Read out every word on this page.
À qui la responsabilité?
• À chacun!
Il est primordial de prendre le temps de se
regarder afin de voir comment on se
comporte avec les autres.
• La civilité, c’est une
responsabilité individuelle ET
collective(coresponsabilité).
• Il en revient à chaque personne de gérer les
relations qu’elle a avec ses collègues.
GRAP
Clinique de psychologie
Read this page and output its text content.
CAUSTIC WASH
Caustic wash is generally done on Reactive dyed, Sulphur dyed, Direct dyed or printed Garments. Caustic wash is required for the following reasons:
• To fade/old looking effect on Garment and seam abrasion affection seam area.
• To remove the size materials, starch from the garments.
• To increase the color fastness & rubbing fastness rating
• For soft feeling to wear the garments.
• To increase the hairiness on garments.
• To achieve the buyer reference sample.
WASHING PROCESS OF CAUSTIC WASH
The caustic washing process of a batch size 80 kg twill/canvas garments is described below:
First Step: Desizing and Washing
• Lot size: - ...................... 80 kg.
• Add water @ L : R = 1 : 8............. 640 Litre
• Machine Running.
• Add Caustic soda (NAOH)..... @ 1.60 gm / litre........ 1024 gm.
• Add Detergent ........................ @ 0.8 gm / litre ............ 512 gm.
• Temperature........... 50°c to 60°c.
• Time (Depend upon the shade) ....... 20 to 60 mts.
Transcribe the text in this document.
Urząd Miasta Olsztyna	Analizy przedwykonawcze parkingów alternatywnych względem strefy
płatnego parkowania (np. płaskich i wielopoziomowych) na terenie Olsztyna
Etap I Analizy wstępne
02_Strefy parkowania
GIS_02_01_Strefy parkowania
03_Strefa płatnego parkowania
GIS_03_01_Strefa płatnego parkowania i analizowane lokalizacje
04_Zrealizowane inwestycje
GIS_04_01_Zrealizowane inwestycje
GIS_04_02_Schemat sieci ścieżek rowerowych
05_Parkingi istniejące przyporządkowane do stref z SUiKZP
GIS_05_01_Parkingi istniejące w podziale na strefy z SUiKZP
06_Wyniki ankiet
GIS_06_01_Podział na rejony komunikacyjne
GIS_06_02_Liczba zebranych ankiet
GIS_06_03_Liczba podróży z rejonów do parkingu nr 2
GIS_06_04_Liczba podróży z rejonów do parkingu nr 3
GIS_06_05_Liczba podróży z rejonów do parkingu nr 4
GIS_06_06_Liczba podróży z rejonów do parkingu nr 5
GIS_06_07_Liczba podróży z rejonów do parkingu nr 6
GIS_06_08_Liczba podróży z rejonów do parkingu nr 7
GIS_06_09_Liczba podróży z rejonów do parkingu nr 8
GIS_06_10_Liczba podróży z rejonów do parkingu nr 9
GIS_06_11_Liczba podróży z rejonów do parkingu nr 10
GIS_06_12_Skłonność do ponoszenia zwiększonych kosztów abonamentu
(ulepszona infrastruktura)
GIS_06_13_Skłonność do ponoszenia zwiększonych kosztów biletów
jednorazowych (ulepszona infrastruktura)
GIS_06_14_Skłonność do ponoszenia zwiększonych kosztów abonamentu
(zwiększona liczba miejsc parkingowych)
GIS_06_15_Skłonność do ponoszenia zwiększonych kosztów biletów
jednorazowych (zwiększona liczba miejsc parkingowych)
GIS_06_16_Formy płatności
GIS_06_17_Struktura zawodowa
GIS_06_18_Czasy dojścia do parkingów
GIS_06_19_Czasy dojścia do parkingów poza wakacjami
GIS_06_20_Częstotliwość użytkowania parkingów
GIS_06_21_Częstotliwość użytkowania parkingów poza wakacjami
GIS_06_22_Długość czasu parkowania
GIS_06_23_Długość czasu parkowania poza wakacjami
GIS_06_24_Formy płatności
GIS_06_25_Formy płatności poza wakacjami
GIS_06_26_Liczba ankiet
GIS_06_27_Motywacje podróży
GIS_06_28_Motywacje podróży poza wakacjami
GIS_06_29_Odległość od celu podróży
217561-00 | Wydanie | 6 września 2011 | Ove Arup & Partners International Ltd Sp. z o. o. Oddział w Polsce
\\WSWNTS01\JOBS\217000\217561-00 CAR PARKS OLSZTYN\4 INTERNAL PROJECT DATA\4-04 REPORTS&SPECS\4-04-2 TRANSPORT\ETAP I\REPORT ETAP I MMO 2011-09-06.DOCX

★ ★ ★ ★

Work instructions »
Filter the records down to the lines that contain the string "wakacjami", and copy those lines.

Written solution »
GIS_06_19_Czasy dojścia do parkingów poza wakacjami
GIS_06_21_Częstotliwość użytkowania parkingów poza wakacjami
GIS_06_23_Długość czasu parkowania poza wakacjami
GIS_06_25_Formy płatności poza wakacjami
GIS_06_28_Motywacje podróży poza wakacjami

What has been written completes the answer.